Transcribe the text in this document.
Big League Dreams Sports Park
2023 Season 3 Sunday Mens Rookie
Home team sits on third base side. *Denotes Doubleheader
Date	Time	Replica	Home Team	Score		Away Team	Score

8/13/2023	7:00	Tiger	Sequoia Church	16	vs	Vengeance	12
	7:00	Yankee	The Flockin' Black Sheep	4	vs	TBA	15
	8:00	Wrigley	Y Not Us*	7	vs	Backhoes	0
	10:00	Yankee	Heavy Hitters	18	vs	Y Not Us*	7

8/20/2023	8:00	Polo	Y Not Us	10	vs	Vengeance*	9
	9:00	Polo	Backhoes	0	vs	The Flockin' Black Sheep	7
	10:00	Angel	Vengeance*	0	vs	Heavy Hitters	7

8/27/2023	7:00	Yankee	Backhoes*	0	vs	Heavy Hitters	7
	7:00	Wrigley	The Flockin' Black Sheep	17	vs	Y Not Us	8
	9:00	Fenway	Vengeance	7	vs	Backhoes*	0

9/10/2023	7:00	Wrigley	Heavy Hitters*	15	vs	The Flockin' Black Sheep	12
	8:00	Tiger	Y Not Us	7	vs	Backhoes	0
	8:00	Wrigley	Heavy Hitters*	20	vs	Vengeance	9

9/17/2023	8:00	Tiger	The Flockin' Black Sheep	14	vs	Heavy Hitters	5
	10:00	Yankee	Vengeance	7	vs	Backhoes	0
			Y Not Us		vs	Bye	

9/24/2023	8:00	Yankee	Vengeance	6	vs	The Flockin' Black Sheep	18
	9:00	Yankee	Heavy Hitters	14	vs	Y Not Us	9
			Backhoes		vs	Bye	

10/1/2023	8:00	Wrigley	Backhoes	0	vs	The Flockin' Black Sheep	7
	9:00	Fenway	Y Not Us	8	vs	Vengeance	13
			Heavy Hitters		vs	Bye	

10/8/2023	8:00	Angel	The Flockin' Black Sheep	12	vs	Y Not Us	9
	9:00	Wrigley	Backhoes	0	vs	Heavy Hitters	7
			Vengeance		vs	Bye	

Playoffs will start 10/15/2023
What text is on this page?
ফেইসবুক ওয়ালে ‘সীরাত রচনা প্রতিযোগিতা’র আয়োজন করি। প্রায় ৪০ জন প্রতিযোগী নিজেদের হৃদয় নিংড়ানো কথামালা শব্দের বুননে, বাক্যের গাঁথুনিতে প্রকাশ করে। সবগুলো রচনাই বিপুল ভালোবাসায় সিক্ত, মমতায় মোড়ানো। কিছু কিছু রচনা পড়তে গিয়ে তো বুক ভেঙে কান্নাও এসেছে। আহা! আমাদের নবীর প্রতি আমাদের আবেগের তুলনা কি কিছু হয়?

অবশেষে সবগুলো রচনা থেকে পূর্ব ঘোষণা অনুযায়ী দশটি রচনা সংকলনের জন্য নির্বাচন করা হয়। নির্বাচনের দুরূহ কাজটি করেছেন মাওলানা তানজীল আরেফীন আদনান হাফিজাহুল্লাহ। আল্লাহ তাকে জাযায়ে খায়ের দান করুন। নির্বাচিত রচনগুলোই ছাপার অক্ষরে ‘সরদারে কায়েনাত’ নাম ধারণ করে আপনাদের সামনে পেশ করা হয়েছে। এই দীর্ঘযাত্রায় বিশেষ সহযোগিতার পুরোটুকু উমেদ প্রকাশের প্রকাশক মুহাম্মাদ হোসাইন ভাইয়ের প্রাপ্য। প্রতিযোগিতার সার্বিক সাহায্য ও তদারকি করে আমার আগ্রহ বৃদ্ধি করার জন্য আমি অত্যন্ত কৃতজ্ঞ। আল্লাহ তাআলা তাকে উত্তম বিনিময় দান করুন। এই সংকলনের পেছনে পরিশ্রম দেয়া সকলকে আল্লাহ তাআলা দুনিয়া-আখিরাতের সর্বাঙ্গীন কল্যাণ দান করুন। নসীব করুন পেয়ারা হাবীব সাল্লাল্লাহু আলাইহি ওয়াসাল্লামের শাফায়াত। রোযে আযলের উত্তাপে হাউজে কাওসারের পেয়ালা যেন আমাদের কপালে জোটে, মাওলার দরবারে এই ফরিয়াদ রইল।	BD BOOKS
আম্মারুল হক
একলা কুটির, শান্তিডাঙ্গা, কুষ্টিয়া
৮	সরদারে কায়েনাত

* The request
Exactly as they are written, print the entries again.

* Response for this exercise
Transcribe the text in this document.
Big League Dreams Sports Park
2023 Season 3 Sunday Mens Rookie
Home team sits on third base side. *Denotes Doubleheader
Date	Time	Replica	Home Team	Score		Away Team	Score

8/13/2023	7:00	Tiger	Sequoia Church	16	vs	Vengeance	12
	7:00	Yankee	The Flockin' Black Sheep	4	vs	TBA	15
	8:00	Wrigley	Y Not Us*	7	vs	Backhoes	0
	10:00	Yankee	Heavy Hitters	18	vs	Y Not Us*	7

8/20/2023	8:00	Polo	Y Not Us	10	vs	Vengeance*	9
	9:00	Polo	Backhoes	0	vs	The Flockin' Black Sheep	7
	10:00	Angel	Vengeance*	0	vs	Heavy Hitters	7

8/27/2023	7:00	Yankee	Backhoes*	0	vs	Heavy Hitters	7
	7:00	Wrigley	The Flockin' Black Sheep	17	vs	Y Not Us	8
	9:00	Fenway	Vengeance	7	vs	Backhoes*	0

9/10/2023	7:00	Wrigley	Heavy Hitters*	15	vs	The Flockin' Black Sheep	12
	8:00	Tiger	Y Not Us	7	vs	Backhoes	0
	8:00	Wrigley	Heavy Hitters*	20	vs	Vengeance	9

9/17/2023	8:00	Tiger	The Flockin' Black Sheep	14	vs	Heavy Hitters	5
	10:00	Yankee	Vengeance	7	vs	Backhoes	0
			Y Not Us		vs	Bye	

9/24/2023	8:00	Yankee	Vengeance	6	vs	The Flockin' Black Sheep	18
	9:00	Yankee	Heavy Hitters	14	vs	Y Not Us	9
			Backhoes		vs	Bye	

10/1/2023	8:00	Wrigley	Backhoes	0	vs	The Flockin' Black Sheep	7
	9:00	Fenway	Y Not Us	8	vs	Vengeance	13
			Heavy Hitters		vs	Bye	

10/8/2023	8:00	Angel	The Flockin' Black Sheep	12	vs	Y Not Us	9
	9:00	Wrigley	Backhoes	0	vs	Heavy Hitters	7
			Vengeance		vs	Bye	

Playoffs will start 10/15/2023
What text is on this page?
ফেইসবুক ওয়ালে ‘সীরাত রচনা প্রতিযোগিতা’র আয়োজন করি। প্রায় ৪০ জন প্রতিযোগী নিজেদের হৃদয় নিংড়ানো কথামালা শব্দের বুননে, বাক্যের গাঁথুনিতে প্রকাশ করে। সবগুলো রচনাই বিপুল ভালোবাসায় সিক্ত, মমতায় মোড়ানো। কিছু কিছু রচনা পড়তে গিয়ে তো বুক ভেঙে কান্নাও এসেছে। আহা! আমাদের নবীর প্রতি আমাদের আবেগের তুলনা কি কিছু হয়?

অবশেষে সবগুলো রচনা থেকে পূর্ব ঘোষণা অনুযায়ী দশটি রচনা সংকলনের জন্য নির্বাচন করা হয়। নির্বাচনের দুরূহ কাজটি করেছেন মাওলানা তানজীল আরেফীন আদনান হাফিজাহুল্লাহ। আল্লাহ তাকে জাযায়ে খায়ের দান করুন। নির্বাচিত রচনগুলোই ছাপার অক্ষরে ‘সরদারে কায়েনাত’ নাম ধারণ করে আপনাদের সামনে পেশ করা হয়েছে। এই দীর্ঘযাত্রায় বিশেষ সহযোগিতার পুরোটুকু উমেদ প্রকাশের প্রকাশক মুহাম্মাদ হোসাইন ভাইয়ের প্রাপ্য। প্রতিযোগিতার সার্বিক সাহায্য ও তদারকি করে আমার আগ্রহ বৃদ্ধি করার জন্য আমি অত্যন্ত কৃতজ্ঞ। আল্লাহ তাআলা তাকে উত্তম বিনিময় দান করুন। এই সংকলনের পেছনে পরিশ্রম দেয়া সকলকে আল্লাহ তাআলা দুনিয়া-আখিরাতের সর্বাঙ্গীন কল্যাণ দান করুন। নসীব করুন পেয়ারা হাবীব সাল্লাল্লাহু আলাইহি ওয়াসাল্লামের শাফায়াত। রোযে আযলের উত্তাপে হাউজে কাওসারের পেয়ালা যেন আমাদের কপালে জোটে, মাওলার দরবারে এই ফরিয়াদ রইল।	BD BOOKS
আম্মারুল হক
একলা কুটির, শান্তিডাঙ্গা, কুষ্টিয়া
৮	সরদারে কায়েনাত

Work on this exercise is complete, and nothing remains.